### TASK OBJECTIVE
From the listing below, pull out every line where the string "дата" appears.

• • • • • • •

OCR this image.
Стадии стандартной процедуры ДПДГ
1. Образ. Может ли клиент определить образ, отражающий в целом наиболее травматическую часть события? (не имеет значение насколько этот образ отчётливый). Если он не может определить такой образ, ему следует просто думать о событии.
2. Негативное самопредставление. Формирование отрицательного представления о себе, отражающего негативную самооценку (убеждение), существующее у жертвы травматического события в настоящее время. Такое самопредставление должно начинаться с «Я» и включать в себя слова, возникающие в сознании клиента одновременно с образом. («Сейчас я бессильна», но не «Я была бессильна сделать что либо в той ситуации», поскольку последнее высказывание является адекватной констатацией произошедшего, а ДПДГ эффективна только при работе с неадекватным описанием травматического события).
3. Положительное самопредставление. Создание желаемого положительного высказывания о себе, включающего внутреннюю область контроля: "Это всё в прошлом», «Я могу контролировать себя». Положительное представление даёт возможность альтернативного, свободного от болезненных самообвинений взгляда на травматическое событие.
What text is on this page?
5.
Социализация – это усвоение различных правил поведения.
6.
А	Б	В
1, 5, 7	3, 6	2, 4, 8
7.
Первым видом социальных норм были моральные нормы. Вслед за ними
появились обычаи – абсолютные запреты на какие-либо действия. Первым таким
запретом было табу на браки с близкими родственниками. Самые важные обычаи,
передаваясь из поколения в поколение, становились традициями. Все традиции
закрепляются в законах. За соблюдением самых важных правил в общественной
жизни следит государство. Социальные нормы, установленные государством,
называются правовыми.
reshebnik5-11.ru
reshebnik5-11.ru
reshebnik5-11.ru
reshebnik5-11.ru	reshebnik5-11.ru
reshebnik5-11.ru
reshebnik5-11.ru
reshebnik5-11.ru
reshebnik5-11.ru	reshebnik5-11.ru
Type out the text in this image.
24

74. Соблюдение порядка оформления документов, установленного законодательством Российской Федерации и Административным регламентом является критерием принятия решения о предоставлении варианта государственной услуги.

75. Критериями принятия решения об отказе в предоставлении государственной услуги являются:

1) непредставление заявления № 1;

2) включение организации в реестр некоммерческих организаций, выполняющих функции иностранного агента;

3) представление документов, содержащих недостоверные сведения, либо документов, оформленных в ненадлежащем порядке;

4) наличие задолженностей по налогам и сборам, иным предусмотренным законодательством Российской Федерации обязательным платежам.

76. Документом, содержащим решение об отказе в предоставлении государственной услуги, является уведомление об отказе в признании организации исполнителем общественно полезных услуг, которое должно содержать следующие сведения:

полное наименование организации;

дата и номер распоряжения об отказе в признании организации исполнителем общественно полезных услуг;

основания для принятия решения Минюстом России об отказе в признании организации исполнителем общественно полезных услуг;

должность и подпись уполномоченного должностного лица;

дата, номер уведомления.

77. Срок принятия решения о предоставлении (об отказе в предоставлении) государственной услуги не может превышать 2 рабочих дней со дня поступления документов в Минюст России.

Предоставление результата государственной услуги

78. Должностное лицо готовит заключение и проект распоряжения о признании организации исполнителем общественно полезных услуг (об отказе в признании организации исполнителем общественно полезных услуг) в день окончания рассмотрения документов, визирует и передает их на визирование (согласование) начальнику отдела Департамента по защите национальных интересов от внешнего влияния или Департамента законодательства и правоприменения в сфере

• • • • • • •

### RESPONSE FOR THIS EXERCISE
дата и номер распоряжения об отказе в признании организации исполнителем общественно полезных услуг;
дата, номер уведомления.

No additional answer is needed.